» What is needed: Copy out the rows that start at the line containing "comment-time: 3 ชม. [88,515,130,534]" and end at the line containing "comment-emojis: 🥰 [220,337,247,361]", both included, unchanged.

» Dataset records:
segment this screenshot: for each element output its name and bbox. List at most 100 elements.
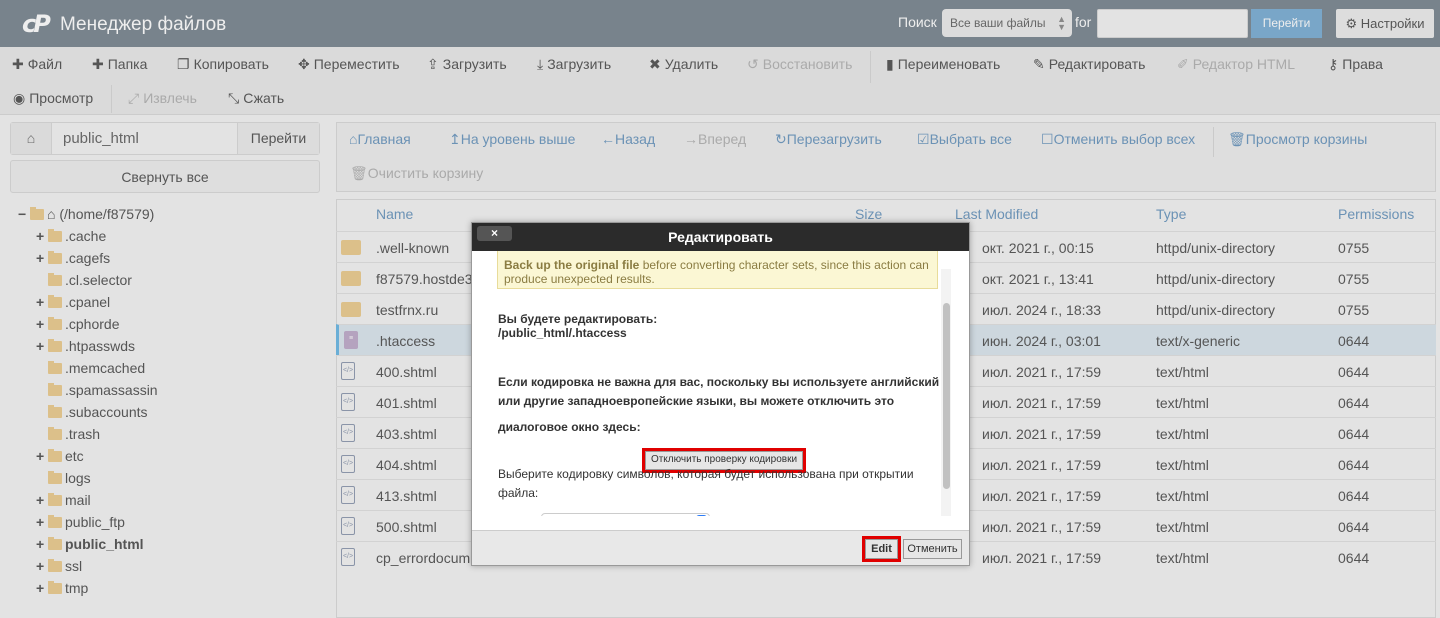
file-name[interactable]: .htaccess xyxy=(376,333,435,349)
file-name[interactable]: 401.shtml xyxy=(376,395,437,411)
file-name[interactable]: .well-known xyxy=(376,240,449,256)
file-name[interactable]: 403.shtml xyxy=(376,426,437,442)
tree-item[interactable]: + .cache xyxy=(36,228,106,244)
toolbar-button-move-icon[interactable]: ✥ Переместить xyxy=(298,56,400,73)
column-permissions[interactable]: Permissions xyxy=(1338,206,1414,222)
file-permissions: 0644 xyxy=(1338,519,1370,535)
file-type: httpd/unix-directory xyxy=(1156,302,1276,318)
tree-item[interactable]: + etc xyxy=(36,448,84,464)
nav-button-level-up-icon[interactable]: ↥На уровень выше xyxy=(449,131,575,148)
path-go-button[interactable]: Перейти xyxy=(237,123,319,154)
tree-item[interactable]: + .cagefs xyxy=(36,250,110,266)
column-size[interactable]: Size xyxy=(855,206,882,222)
settings-button[interactable]: ⚙ Настройки xyxy=(1336,9,1434,38)
toolbar-button-label: Копировать xyxy=(193,56,269,72)
column-name[interactable]: Name xyxy=(376,206,413,222)
file-name[interactable]: cp_errordocum xyxy=(376,550,470,566)
toolbar-button-download-icon[interactable]: ⤓ Загрузить xyxy=(537,56,611,73)
plus-icon[interactable]: + xyxy=(36,294,48,310)
edit-button[interactable]: Edit xyxy=(862,536,901,562)
file-permissions: 0644 xyxy=(1338,364,1370,380)
plus-icon[interactable]: + xyxy=(36,558,48,574)
toolbar-button-copy-icon[interactable]: ❐ Копировать xyxy=(177,56,269,73)
tree-item[interactable]: .memcached xyxy=(36,360,145,376)
search-go-button[interactable]: Перейти xyxy=(1251,9,1322,38)
tree-item[interactable]: + mail xyxy=(36,492,91,508)
toolbar-button-delete-icon[interactable]: ✖ Удалить xyxy=(649,56,718,73)
nav-button-home-icon[interactable]: ⌂Главная xyxy=(349,131,411,147)
plus-icon[interactable]: + xyxy=(36,514,48,530)
file-modified: июл. 2021 г., 17:59 xyxy=(982,550,1102,566)
path-input[interactable]: public_html xyxy=(63,130,139,147)
plus-icon[interactable]: + xyxy=(36,448,48,464)
search-input[interactable] xyxy=(1097,9,1248,38)
tree-item[interactable]: + ssl xyxy=(36,558,82,574)
file-type: text/html xyxy=(1156,364,1209,380)
tree-item[interactable]: .cl.selector xyxy=(36,272,132,288)
scrollbar-thumb[interactable] xyxy=(943,303,950,489)
extract-icon: ⤢ xyxy=(128,90,140,106)
minus-icon[interactable]: − xyxy=(18,206,30,222)
plus-icon[interactable]: + xyxy=(36,492,48,508)
file-name[interactable]: 400.shtml xyxy=(376,364,437,380)
plus-icon[interactable]: + xyxy=(36,580,48,596)
toolbar-button-label: Загрузить xyxy=(547,56,612,72)
toolbar-button-file-icon[interactable]: ▮ Переименовать xyxy=(886,56,1000,73)
column-type[interactable]: Type xyxy=(1156,206,1186,222)
plus-icon[interactable]: + xyxy=(36,536,48,552)
plus-icon[interactable]: + xyxy=(36,250,48,266)
toolbar-button-label: Удалить xyxy=(664,56,719,72)
folder-icon xyxy=(48,273,62,286)
tree-item[interactable]: + tmp xyxy=(36,580,88,596)
trash-icon: 🗑 xyxy=(1228,131,1246,147)
toolbar-button-pencil-icon[interactable]: ✎ Редактировать xyxy=(1033,56,1145,73)
home-icon[interactable]: ⌂ xyxy=(11,123,52,154)
arrow-right-icon: → xyxy=(684,131,698,147)
close-icon[interactable]: × xyxy=(477,226,512,241)
tree-item[interactable]: + .cpanel xyxy=(36,294,110,310)
file-permissions: 0644 xyxy=(1338,457,1370,473)
html-file-icon: </> xyxy=(341,455,355,473)
file-name[interactable]: testfrnx.ru xyxy=(376,302,438,318)
edit-button-label: Edit xyxy=(865,539,898,559)
toolbar-button-compress-icon[interactable]: ⤡ Сжать xyxy=(228,90,284,107)
tree-item[interactable]: logs xyxy=(36,470,91,486)
tree-root[interactable]: − ⌂ (/home/f87579) xyxy=(18,206,154,222)
for-label: for xyxy=(1075,14,1092,30)
toolbar-button-upload-icon[interactable]: ⇪ Загрузить xyxy=(427,56,507,73)
nav-button-checkbox-empty-icon[interactable]: ☐Отменить выбор всех xyxy=(1041,131,1195,148)
settings-label: Настройки xyxy=(1360,16,1425,31)
nav-button-arrow-left-icon[interactable]: ←Назад xyxy=(601,131,655,147)
plus-icon[interactable]: + xyxy=(36,338,48,354)
nav-button-refresh-icon[interactable]: ↻Перезагрузить xyxy=(775,131,882,148)
tree-item[interactable]: + public_html xyxy=(36,536,144,552)
toolbar-button-key-icon[interactable]: ⚷ Права xyxy=(1328,56,1383,73)
column-last-modified[interactable]: Last Modified xyxy=(955,206,1038,222)
tree-item[interactable]: + public_ftp xyxy=(36,514,125,530)
tree-item[interactable]: + .htpasswds xyxy=(36,338,135,354)
plus-icon[interactable]: + xyxy=(36,316,48,332)
tree-item[interactable]: + .cphorde xyxy=(36,316,119,332)
toolbar-button-eye-icon[interactable]: ◉ Просмотр xyxy=(13,90,93,107)
file-name[interactable]: f87579.hostde3 xyxy=(376,271,473,287)
nav-button-trash-icon[interactable]: 🗑Просмотр корзины xyxy=(1228,131,1367,148)
toolbar-button-plus-icon[interactable]: ✚ Файл xyxy=(12,56,62,73)
tree-item[interactable]: .subaccounts xyxy=(36,404,148,420)
nav-button-checkbox-checked-icon[interactable]: ☑Выбрать все xyxy=(917,131,1012,148)
app-title: Менеджер файлов xyxy=(60,14,227,35)
tree-item[interactable]: .trash xyxy=(36,426,100,442)
tree-item[interactable]: .spamassassin xyxy=(36,382,158,398)
cancel-button[interactable]: Отменить xyxy=(903,539,962,559)
file-name[interactable]: 500.shtml xyxy=(376,519,437,535)
file-name[interactable]: 413.shtml xyxy=(376,488,437,504)
tree-item-label: .cache xyxy=(65,228,107,244)
html-file-icon: </> xyxy=(341,548,355,566)
checkbox-checked-icon: ☑ xyxy=(917,131,930,147)
plus-icon[interactable]: + xyxy=(36,228,48,244)
html-file-icon: </> xyxy=(341,517,355,535)
search-scope-select[interactable]: Все ваши файлы ▲ ▼ xyxy=(942,9,1072,37)
toolbar-button-plus-icon[interactable]: ✚ Папка xyxy=(92,56,147,73)
file-name[interactable]: 404.shtml xyxy=(376,457,437,473)
collapse-all-button[interactable]: Свернуть все xyxy=(10,160,320,193)
charset-select[interactable]: utf-8 ⇕ xyxy=(541,513,710,516)
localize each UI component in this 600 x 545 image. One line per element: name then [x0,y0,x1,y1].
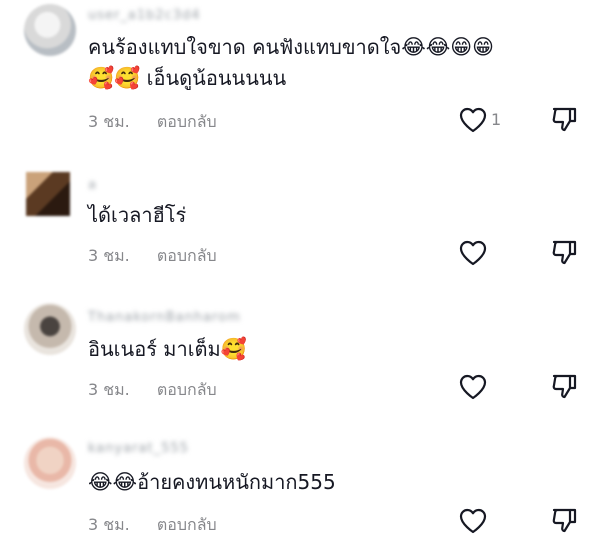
comment-time: 3 ชม. [88,515,130,534]
comment-text-line1: คนร้องแทบใจขาด คนฟังแทบขาดใจ [88,35,402,59]
comment-text: ได้เวลาฮีโร่ [88,200,186,230]
comment-meta: 3 ชม. ตอบกลับ [88,110,217,135]
comment-emojis: 🥰 [220,337,247,361]
thumbs-down-outline-icon[interactable] [551,507,577,533]
thumbs-down-outline-icon[interactable] [551,373,577,399]
reply-button[interactable]: ตอบกลับ [157,515,217,534]
comment-text-line1: ได้เวลาฮีโร่ [88,203,187,227]
comment-emojis: 😂😂😁😁 [401,35,495,59]
comment-time: 3 ชม. [88,112,130,131]
like-count: 1 [491,110,502,129]
comment-text-line1: อ้ายคงทนหนักมาก555 [137,470,336,494]
avatar[interactable] [24,437,76,489]
comment-username[interactable]: ล [88,174,97,193]
comment-username[interactable]: user_a1b2c3d4 [88,8,201,23]
thumbs-down-outline-icon[interactable] [551,106,577,132]
comment-text-line1: อินเนอร์ มาเต็ม [88,337,221,361]
comment-time: 3 ชม. [88,380,130,399]
comment-emojis: 😂😂 [88,470,138,494]
heart-outline-icon[interactable] [459,107,487,133]
heart-outline-icon[interactable] [459,508,487,534]
reply-button[interactable]: ตอบกลับ [157,246,217,265]
heart-outline-icon[interactable] [459,374,487,400]
comment-text: 😂😂อ้ายคงทนหนักมาก555 [88,467,336,497]
reply-button[interactable]: ตอบกลับ [157,380,217,399]
comment-text-second-line: 🥰🥰 เอ็นดูน้อนนนนน [88,63,286,93]
comment-text: อินเนอร์ มาเต็ม🥰 [88,334,247,364]
avatar[interactable] [24,303,76,355]
comment-meta: 3 ชม. ตอบกลับ [88,378,217,403]
comment-text-line2: เอ็นดูน้อนนนนน [140,66,287,90]
avatar[interactable] [24,4,76,56]
comment-username[interactable]: ThanakornBanharom [88,310,241,325]
avatar[interactable] [26,172,70,216]
heart-outline-icon[interactable] [459,240,487,266]
thumbs-down-outline-icon[interactable] [551,239,577,265]
comment-text: คนร้องแทบใจขาด คนฟังแทบขาดใจ😂😂😁😁 [88,32,494,62]
comment-time: 3 ชม. [88,246,130,265]
comment-username[interactable]: kanyarat_555 [88,441,189,456]
comment-emojis: 🥰🥰 [88,66,141,90]
comment-meta: 3 ชม. ตอบกลับ [88,244,217,269]
reply-button[interactable]: ตอบกลับ [157,112,217,131]
comment-meta: 3 ชม. ตอบกลับ [88,513,217,538]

» Completed exercise:
comment-time: 3 ชม. [88,515,130,534]
comment-text-line1: คนร้องแทบใจขาด คนฟังแทบขาดใจ [88,35,402,59]
comment-text: ได้เวลาฮีโร่ [88,200,186,230]
comment-meta: 3 ชม. ตอบกลับ [88,110,217,135]
comment-emojis: 🥰 [220,337,247,361]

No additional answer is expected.